━━ GIVEN DATA
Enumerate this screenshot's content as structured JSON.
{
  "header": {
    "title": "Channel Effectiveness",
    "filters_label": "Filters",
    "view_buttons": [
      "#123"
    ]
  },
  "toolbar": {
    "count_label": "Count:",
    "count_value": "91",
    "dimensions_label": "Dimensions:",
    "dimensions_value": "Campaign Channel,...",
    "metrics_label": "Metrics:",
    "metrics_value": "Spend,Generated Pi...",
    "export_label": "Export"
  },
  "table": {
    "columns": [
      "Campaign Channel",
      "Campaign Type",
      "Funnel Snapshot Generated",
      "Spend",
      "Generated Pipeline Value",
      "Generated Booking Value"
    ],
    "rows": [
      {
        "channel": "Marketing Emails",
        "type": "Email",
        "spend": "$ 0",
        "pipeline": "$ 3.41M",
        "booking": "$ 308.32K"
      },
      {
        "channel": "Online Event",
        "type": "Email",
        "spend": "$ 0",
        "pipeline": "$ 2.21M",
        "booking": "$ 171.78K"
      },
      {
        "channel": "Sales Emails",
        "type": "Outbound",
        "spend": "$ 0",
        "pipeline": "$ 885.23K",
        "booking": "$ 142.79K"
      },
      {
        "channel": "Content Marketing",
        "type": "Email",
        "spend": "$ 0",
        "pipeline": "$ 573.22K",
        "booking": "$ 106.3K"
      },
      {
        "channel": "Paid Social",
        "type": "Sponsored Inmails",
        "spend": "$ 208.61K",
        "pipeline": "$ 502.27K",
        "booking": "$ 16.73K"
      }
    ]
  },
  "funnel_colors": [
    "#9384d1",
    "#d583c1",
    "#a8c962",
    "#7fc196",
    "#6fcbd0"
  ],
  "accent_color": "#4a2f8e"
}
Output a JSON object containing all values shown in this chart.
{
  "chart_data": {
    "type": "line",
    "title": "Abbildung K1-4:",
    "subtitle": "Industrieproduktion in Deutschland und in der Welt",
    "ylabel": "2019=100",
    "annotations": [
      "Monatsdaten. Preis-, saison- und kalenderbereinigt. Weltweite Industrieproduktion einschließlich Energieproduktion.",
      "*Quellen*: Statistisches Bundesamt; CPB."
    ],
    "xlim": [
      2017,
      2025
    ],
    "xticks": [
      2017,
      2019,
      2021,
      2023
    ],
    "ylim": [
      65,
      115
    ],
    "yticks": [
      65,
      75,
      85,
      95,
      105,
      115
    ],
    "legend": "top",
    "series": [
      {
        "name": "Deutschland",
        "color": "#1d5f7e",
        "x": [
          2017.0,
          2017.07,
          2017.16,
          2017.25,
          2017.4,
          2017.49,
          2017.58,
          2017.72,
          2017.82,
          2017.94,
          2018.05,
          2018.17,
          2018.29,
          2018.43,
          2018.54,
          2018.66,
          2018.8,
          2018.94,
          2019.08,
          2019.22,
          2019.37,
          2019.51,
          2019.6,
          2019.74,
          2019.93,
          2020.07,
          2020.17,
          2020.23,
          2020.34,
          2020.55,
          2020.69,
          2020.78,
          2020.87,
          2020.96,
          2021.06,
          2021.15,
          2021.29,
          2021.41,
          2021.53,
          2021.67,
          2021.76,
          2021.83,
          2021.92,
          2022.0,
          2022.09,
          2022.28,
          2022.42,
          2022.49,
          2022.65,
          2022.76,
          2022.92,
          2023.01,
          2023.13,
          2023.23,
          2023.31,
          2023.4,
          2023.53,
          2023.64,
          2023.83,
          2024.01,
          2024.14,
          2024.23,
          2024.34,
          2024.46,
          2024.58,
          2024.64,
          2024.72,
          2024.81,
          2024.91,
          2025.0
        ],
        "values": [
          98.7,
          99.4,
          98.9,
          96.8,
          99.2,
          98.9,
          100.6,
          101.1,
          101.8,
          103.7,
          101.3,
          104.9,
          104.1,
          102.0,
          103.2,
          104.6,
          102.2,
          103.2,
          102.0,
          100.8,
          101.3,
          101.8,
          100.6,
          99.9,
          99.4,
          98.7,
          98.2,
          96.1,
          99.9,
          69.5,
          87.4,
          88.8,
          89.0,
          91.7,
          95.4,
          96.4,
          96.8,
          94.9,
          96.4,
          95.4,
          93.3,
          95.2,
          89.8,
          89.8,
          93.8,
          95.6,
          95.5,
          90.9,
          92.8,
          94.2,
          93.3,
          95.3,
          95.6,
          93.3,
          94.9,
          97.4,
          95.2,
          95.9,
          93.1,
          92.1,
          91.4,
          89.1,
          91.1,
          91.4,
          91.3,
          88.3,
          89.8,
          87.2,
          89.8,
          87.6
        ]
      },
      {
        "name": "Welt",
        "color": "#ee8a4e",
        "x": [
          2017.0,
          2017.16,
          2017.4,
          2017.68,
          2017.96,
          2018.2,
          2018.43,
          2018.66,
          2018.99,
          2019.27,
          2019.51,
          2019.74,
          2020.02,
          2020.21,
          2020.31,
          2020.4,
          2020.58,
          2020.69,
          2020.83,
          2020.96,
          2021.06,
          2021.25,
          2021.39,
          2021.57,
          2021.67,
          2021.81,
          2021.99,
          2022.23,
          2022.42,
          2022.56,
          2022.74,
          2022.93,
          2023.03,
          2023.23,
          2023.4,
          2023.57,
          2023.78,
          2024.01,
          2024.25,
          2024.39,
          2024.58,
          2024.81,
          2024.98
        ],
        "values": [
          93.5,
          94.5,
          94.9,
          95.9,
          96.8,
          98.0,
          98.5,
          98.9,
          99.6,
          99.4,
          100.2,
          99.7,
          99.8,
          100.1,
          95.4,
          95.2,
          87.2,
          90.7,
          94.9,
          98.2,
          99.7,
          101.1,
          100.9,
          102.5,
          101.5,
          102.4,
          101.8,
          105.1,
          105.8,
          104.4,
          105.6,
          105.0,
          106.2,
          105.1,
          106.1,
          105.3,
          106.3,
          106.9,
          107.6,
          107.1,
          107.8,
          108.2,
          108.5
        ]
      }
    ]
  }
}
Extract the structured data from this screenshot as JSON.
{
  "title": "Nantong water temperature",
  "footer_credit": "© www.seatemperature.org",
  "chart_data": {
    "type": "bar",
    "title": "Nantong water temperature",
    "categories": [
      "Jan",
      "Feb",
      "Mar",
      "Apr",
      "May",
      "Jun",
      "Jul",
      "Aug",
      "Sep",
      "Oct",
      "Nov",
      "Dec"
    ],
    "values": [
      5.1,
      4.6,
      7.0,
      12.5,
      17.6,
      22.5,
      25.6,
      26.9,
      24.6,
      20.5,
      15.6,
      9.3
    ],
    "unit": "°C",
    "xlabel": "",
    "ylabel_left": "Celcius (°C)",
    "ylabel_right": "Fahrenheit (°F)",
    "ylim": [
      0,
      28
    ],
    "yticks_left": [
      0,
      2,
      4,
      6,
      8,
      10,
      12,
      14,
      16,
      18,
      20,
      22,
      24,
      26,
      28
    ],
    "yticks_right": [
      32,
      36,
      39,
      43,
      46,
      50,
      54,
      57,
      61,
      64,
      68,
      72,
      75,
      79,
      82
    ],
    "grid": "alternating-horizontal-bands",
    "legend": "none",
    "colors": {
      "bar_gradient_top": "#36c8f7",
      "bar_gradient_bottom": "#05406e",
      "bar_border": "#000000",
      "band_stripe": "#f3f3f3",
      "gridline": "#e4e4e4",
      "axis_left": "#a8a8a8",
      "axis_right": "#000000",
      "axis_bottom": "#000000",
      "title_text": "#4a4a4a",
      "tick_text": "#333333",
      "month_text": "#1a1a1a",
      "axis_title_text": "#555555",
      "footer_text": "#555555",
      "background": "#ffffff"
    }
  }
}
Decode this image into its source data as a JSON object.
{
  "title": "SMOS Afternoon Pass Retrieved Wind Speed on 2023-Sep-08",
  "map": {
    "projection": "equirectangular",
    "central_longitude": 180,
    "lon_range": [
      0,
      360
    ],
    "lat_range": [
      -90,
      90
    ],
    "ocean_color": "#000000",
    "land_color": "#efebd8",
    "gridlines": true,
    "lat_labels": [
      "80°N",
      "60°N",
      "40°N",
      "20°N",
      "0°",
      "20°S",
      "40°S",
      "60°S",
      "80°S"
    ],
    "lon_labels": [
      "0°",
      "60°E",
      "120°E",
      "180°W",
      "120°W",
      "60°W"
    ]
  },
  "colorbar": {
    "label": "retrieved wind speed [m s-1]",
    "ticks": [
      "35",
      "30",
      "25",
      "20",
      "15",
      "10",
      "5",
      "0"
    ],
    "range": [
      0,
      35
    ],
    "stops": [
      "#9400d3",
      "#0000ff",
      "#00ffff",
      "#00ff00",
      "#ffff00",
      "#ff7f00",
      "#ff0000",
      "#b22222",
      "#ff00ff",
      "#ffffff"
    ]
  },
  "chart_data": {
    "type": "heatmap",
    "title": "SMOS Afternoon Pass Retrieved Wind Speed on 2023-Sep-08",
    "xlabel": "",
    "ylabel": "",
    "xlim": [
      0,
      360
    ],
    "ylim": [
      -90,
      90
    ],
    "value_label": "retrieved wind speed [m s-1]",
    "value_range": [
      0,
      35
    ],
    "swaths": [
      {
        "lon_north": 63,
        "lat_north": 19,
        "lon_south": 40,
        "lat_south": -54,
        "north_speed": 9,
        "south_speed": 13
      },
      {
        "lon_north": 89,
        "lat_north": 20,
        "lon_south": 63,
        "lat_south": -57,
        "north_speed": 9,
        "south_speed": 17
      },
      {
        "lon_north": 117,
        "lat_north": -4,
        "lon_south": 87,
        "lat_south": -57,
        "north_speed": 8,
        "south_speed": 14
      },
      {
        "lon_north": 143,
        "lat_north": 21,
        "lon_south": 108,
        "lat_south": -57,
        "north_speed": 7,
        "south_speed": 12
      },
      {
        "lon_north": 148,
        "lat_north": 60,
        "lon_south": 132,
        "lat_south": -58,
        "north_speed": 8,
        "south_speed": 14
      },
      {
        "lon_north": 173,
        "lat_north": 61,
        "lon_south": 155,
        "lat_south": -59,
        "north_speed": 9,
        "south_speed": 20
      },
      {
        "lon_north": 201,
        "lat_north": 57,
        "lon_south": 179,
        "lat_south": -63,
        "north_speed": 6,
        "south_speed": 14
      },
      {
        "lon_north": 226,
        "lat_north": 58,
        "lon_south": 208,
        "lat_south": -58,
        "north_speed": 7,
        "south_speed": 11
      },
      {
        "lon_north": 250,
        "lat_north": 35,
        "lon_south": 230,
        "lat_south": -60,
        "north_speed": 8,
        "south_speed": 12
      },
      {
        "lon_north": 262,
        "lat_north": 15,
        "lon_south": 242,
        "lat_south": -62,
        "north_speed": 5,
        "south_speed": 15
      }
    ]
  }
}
━━━━
* [PROBLEM DESCRIPTION]
List each line of the entries that holds the string "this".

* [EXPECTED OUTPUT]
Enumerate this screenshot's content as structured JSON.
Output a JSON object containing all values shown in this chart.
Extract the structured data from this screenshot as JSON.
Decode this image into its source data as a JSON object.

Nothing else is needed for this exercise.